>> start SUPPLIED MATERIAL

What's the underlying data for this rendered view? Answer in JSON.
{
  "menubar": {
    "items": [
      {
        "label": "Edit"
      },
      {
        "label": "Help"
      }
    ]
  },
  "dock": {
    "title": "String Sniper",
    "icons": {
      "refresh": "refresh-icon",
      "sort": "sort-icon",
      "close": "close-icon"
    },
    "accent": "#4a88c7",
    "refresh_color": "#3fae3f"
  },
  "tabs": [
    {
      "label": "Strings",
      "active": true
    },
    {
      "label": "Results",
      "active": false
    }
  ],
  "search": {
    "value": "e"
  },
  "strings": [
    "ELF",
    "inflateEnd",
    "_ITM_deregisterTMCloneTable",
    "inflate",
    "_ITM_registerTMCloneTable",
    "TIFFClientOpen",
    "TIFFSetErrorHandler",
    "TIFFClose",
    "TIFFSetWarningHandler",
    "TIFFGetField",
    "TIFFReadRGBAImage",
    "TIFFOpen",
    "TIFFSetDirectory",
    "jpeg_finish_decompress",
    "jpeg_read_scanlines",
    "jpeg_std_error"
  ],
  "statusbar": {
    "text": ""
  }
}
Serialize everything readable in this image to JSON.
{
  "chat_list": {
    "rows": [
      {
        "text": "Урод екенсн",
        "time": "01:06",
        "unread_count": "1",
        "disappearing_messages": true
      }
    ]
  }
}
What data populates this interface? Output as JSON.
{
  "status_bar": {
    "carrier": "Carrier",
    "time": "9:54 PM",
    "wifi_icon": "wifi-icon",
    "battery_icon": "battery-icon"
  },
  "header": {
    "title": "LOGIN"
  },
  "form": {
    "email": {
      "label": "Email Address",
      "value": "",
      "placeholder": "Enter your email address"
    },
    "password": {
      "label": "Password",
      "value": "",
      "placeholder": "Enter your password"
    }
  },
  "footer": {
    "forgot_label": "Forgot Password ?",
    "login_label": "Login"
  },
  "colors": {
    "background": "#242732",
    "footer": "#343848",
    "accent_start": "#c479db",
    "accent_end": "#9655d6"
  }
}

>> end SUPPLIED MATERIAL

● TASK OBJECTIVE
Write out all the records above again, exactly as they stand.

● ANSWER IN FULL
What's the underlying data for this rendered view? Answer in JSON.
{
  "menubar": {
    "items": [
      {
        "label": "Edit"
      },
      {
        "label": "Help"
      }
    ]
  },
  "dock": {
    "title": "String Sniper",
    "icons": {
      "refresh": "refresh-icon",
      "sort": "sort-icon",
      "close": "close-icon"
    },
    "accent": "#4a88c7",
    "refresh_color": "#3fae3f"
  },
  "tabs": [
    {
      "label": "Strings",
      "active": true
    },
    {
      "label": "Results",
      "active": false
    }
  ],
  "search": {
    "value": "e"
  },
  "strings": [
    "ELF",
    "inflateEnd",
    "_ITM_deregisterTMCloneTable",
    "inflate",
    "_ITM_registerTMCloneTable",
    "TIFFClientOpen",
    "TIFFSetErrorHandler",
    "TIFFClose",
    "TIFFSetWarningHandler",
    "TIFFGetField",
    "TIFFReadRGBAImage",
    "TIFFOpen",
    "TIFFSetDirectory",
    "jpeg_finish_decompress",
    "jpeg_read_scanlines",
    "jpeg_std_error"
  ],
  "statusbar": {
    "text": ""
  }
}
Serialize everything readable in this image to JSON.
{
  "chat_list": {
    "rows": [
      {
        "text": "Урод екенсн",
        "time": "01:06",
        "unread_count": "1",
        "disappearing_messages": true
      }
    ]
  }
}
What data populates this interface? Output as JSON.
{
  "status_bar": {
    "carrier": "Carrier",
    "time": "9:54 PM",
    "wifi_icon": "wifi-icon",
    "battery_icon": "battery-icon"
  },
  "header": {
    "title": "LOGIN"
  },
  "form": {
    "email": {
      "label": "Email Address",
      "value": "",
      "placeholder": "Enter your email address"
    },
    "password": {
      "label": "Password",
      "value": "",
      "placeholder": "Enter your password"
    }
  },
  "footer": {
    "forgot_label": "Forgot Password ?",
    "login_label": "Login"
  },
  "colors": {
    "background": "#242732",
    "footer": "#343848",
    "accent_start": "#c479db",
    "accent_end": "#9655d6"
  }
}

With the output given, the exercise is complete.